====== EXTRACTED MATERIAL
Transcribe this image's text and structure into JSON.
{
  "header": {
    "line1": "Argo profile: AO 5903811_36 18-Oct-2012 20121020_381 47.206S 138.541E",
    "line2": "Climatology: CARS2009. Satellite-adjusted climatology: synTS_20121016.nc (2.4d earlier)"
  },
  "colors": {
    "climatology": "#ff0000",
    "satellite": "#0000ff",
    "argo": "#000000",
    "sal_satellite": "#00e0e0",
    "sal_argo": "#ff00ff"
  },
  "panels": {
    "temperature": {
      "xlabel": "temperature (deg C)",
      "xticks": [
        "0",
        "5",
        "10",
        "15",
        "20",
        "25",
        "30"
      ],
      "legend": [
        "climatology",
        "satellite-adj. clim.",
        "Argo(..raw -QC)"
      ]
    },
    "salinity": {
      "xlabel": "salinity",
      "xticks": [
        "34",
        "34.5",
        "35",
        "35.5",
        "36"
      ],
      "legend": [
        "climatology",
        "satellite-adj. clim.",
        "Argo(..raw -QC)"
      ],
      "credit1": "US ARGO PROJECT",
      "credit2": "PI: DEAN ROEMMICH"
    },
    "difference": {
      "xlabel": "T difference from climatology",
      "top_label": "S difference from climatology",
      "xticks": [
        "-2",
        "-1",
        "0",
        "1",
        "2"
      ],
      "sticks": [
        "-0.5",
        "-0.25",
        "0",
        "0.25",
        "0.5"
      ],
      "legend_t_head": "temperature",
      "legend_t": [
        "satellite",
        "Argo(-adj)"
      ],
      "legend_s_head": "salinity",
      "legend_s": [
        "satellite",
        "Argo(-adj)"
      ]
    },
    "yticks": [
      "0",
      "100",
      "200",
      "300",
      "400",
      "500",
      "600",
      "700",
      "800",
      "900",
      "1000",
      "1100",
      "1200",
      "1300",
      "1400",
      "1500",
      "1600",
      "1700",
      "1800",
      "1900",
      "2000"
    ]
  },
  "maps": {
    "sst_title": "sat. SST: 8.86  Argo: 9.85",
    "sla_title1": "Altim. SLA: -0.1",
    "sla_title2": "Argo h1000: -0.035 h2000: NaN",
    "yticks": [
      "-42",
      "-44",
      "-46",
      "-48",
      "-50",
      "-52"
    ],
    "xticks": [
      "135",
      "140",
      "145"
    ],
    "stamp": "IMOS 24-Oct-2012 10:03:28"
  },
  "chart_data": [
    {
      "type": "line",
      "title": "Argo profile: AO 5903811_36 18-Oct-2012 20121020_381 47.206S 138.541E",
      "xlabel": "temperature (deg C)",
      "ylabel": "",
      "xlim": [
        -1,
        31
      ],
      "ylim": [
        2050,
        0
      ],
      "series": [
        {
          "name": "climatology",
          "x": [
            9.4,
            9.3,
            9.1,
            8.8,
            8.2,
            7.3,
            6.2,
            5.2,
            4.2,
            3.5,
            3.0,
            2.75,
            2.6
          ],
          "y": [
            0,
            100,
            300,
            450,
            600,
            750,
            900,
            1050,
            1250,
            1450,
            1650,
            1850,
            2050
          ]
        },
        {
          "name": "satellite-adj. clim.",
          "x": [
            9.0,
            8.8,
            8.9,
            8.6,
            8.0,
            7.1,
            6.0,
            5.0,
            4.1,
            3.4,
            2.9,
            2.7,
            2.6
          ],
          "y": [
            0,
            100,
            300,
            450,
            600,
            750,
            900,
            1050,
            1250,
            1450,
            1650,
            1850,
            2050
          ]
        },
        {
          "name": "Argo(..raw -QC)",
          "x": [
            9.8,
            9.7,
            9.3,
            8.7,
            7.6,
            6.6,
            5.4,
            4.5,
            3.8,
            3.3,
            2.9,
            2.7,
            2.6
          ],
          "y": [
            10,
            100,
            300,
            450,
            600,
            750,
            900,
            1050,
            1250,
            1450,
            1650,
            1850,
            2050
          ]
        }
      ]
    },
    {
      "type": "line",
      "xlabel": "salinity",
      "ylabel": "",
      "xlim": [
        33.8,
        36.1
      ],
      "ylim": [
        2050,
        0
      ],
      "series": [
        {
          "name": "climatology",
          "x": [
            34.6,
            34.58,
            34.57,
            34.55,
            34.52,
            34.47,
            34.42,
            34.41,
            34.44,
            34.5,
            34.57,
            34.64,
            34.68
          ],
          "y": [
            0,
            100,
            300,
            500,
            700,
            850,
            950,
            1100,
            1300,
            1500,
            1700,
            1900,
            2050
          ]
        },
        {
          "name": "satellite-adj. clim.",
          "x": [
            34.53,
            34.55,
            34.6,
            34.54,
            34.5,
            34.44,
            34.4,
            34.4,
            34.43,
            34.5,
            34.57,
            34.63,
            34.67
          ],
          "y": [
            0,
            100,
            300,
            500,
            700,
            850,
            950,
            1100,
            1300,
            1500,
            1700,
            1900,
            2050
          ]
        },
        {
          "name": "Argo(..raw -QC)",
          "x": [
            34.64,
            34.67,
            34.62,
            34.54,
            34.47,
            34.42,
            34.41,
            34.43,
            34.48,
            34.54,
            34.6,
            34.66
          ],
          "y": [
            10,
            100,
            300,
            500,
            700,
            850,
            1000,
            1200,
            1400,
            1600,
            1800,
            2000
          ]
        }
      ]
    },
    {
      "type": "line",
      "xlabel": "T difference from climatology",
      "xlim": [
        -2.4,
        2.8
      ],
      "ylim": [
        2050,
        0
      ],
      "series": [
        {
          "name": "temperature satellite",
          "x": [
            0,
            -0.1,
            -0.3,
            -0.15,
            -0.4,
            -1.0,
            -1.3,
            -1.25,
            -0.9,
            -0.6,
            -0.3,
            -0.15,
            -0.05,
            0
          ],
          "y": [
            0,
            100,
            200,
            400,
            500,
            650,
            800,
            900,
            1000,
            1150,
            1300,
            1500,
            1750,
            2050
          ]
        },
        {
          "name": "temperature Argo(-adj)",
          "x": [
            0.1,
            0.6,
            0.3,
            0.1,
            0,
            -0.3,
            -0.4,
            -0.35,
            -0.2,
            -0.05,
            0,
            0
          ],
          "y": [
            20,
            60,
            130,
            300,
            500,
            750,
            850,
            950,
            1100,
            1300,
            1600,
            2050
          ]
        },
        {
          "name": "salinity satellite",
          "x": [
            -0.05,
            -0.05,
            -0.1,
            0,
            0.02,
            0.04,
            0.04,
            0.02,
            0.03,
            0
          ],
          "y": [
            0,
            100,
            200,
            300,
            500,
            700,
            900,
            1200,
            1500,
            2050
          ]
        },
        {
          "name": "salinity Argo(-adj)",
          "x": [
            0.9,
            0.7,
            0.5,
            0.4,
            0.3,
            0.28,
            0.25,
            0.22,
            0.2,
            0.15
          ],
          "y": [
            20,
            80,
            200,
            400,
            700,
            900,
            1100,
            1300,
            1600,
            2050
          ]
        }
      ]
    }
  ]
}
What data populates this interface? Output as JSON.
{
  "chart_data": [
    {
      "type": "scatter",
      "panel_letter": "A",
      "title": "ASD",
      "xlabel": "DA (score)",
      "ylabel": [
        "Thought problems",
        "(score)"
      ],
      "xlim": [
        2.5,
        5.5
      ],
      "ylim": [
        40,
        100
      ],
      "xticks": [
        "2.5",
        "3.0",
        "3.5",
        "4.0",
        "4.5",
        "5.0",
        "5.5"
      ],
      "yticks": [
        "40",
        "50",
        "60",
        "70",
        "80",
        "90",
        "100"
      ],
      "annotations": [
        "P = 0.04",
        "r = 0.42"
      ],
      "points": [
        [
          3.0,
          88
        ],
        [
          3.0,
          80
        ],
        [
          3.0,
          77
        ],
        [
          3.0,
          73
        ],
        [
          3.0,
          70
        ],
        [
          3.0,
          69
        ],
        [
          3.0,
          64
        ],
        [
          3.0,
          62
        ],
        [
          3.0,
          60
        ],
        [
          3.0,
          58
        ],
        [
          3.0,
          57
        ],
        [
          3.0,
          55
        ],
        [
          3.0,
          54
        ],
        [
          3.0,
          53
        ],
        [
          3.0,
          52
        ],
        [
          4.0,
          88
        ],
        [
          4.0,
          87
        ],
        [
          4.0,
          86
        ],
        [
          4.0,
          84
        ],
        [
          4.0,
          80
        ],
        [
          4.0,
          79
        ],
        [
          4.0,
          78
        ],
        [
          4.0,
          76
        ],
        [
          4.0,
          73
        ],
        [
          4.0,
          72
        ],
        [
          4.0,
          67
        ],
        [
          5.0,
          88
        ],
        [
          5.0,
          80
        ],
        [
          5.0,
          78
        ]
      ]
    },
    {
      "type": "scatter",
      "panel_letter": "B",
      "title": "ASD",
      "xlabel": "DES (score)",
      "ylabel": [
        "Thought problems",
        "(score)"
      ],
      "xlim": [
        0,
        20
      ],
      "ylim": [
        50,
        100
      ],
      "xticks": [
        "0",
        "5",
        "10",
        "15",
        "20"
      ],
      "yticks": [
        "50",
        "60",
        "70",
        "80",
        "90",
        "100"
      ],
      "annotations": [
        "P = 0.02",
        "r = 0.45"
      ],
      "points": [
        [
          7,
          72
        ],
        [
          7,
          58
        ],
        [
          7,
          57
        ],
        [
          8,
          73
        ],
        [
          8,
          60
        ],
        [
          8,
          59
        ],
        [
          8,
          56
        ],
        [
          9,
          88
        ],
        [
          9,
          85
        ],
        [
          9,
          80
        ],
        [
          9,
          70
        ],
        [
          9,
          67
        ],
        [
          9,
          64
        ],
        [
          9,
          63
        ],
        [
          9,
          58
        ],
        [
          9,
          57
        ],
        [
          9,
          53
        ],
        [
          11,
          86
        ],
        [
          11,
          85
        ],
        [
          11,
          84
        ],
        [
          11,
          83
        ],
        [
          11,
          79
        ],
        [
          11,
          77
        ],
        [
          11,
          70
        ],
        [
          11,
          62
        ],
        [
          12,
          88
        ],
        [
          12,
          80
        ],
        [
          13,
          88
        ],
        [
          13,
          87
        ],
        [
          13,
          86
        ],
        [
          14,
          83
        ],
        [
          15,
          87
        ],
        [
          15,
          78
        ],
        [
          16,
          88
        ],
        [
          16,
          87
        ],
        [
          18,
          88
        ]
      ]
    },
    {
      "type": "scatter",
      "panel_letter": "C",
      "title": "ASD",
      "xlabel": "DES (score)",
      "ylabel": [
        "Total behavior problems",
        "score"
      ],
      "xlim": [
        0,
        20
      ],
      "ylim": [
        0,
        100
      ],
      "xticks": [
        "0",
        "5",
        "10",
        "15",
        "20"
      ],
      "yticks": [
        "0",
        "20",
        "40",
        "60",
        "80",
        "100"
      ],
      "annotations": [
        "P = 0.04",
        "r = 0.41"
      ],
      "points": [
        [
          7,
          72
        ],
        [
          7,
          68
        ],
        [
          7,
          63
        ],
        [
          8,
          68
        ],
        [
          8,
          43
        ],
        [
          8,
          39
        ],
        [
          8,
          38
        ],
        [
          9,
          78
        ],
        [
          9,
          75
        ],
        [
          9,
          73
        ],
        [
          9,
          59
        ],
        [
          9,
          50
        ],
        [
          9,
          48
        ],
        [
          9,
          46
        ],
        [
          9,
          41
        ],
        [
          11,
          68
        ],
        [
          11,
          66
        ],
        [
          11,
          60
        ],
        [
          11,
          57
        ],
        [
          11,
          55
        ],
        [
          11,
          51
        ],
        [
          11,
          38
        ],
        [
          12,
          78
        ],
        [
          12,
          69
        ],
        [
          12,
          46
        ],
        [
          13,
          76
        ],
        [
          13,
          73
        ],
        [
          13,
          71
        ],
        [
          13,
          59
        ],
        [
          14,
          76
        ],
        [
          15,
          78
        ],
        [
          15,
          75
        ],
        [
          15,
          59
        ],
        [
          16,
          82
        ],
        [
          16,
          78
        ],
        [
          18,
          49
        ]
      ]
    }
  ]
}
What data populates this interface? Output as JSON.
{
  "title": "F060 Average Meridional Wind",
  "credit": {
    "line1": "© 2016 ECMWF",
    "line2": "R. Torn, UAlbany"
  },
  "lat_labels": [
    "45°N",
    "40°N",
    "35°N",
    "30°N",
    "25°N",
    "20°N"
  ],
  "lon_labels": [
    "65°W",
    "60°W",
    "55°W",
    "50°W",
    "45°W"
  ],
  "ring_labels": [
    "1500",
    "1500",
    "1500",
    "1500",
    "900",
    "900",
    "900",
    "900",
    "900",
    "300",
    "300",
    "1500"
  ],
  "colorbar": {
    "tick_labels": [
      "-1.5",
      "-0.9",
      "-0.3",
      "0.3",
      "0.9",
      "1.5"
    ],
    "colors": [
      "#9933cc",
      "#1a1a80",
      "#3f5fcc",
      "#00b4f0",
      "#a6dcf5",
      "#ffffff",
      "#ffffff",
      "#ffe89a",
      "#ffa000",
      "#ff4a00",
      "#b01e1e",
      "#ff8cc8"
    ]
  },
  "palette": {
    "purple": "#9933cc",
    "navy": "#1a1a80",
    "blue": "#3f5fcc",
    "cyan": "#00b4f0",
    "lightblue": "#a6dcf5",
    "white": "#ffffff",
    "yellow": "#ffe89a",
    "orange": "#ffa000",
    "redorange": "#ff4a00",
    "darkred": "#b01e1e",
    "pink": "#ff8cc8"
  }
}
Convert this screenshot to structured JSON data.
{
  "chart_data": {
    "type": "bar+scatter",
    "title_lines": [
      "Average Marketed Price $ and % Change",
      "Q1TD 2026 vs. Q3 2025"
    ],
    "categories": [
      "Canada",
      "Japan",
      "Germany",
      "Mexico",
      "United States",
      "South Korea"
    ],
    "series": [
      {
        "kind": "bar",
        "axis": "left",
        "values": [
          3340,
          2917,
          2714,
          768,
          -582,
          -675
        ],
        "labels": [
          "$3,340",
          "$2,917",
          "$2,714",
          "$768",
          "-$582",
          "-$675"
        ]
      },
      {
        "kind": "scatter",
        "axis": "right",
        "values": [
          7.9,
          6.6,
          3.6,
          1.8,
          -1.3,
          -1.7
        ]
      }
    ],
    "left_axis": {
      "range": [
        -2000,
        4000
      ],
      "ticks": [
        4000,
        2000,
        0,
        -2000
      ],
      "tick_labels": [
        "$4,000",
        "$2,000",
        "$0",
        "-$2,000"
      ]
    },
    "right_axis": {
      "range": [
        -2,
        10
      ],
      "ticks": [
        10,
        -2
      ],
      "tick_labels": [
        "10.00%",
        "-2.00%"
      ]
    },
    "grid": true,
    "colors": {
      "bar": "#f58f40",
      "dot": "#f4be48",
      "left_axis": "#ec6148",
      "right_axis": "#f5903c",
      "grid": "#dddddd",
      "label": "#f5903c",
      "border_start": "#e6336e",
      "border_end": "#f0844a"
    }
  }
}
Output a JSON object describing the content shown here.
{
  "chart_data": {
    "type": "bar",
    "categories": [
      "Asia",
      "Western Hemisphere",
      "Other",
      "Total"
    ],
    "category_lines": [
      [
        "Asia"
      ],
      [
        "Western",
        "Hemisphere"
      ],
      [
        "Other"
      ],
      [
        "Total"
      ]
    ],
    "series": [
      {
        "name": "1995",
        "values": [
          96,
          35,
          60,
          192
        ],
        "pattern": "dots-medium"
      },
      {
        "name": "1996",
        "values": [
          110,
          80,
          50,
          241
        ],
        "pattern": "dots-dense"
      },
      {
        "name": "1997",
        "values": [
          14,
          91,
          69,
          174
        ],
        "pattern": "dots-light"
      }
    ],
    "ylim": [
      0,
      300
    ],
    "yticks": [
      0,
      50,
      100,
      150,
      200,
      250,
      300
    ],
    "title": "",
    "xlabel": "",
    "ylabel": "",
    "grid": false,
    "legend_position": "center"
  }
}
============
THE REQUEST » List all lines where "JSON" occurs.

OUTPUT FOR THIS EXERCISE »
Transcribe this image's text and structure into JSON.
What data populates this interface? Output as JSON.
What data populates this interface? Output as JSON.
Convert this screenshot to structured JSON data.
Output a JSON object describing the content shown here.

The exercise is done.